** start of GIVEN TEXT **

Dear Family and Friends,
23rd March 2016

Phew so much has happened and I have so much to catch up upon! Well my son Josh joined us last Friday in Auckland and it was really wonderful to be reunited with him. I have to confess the other reasons for being so tardy with the blog have been my health. I hope I am nearly free from a painful episode of Shingles.

But where were we? Following the sale of our boat and awaiting Josh’s arrival, we drove through Northland, the northernmost part of north island and New Zealand.  It is most subtropical, so in March, the equivalent of a European September, it has been most pleasantly warm, a little humid at times relieved by the coastal cooling breeze around early afternoon and never like the Pacific or Galapagos.

The things that strike you about travelling in North Island is that is its familiarity and its difference, its sense of space, of not being crowded. We find ourselves comparing the scenery with our past experiences, perhaps because it is like England, the green rolling hills, bordered by hedges, large herds of cows, farmsteads every kilometre or two, (yes they have gone metric)! Perhaps the Mendips here, the Southdowns there, but turn the corner and you could be in the Alps. The topography is in truth utterly unique. And there is no getting away from the deep rooted agricultural industry, with so much fertile grazing land, more cattle and sheep than human population, (around 7:1 for cattle) although this has declined over the last 30-40 years, it is easy to see why NZ has become an important dairy, beef and lamb producer. Its earliest frozen meat cargoes left NZ around 1886.  It is still a major export industry. I think if I had been a farmer I would have wanted to be one here!

** end of GIVEN TEXT **

#### [WHAT THIS EXERCISE ASKS]
**a)** Set down the part of the travel letter that opens with the words containing "Phew so much" and closes with "Pacific or Galapagos.".
**b)** Name every product the travel letter says New Zealand has become an important producer of.

** start of INFORMATION PROVIDED **

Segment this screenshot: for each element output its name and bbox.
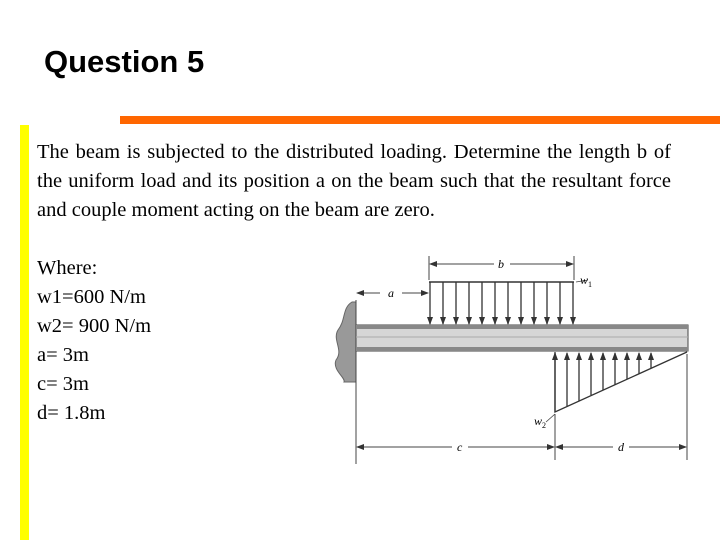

** end of INFORMATION PROVIDED **

#### [RESULTS OF THE TASKS]
**a)**
Phew so much has happened and I have so much to catch up upon! Well my son Josh joined us last Friday in Auckland and it was really wonderful to be reunited with him. I have to confess the other reasons for being so tardy with the blog have been my health. I hope I am nearly free from a painful episode of Shingles.

But where were we? Following the sale of our boat and awaiting Josh’s arrival, we drove through Northland, the northernmost part of north island and New Zealand.  It is most subtropical, so in March, the equivalent of a European September, it has been most pleasantly warm, a little humid at times relieved by the coastal cooling breeze around early afternoon and never like the Pacific or Galapagos.

**b)** Dairy, beef, lamb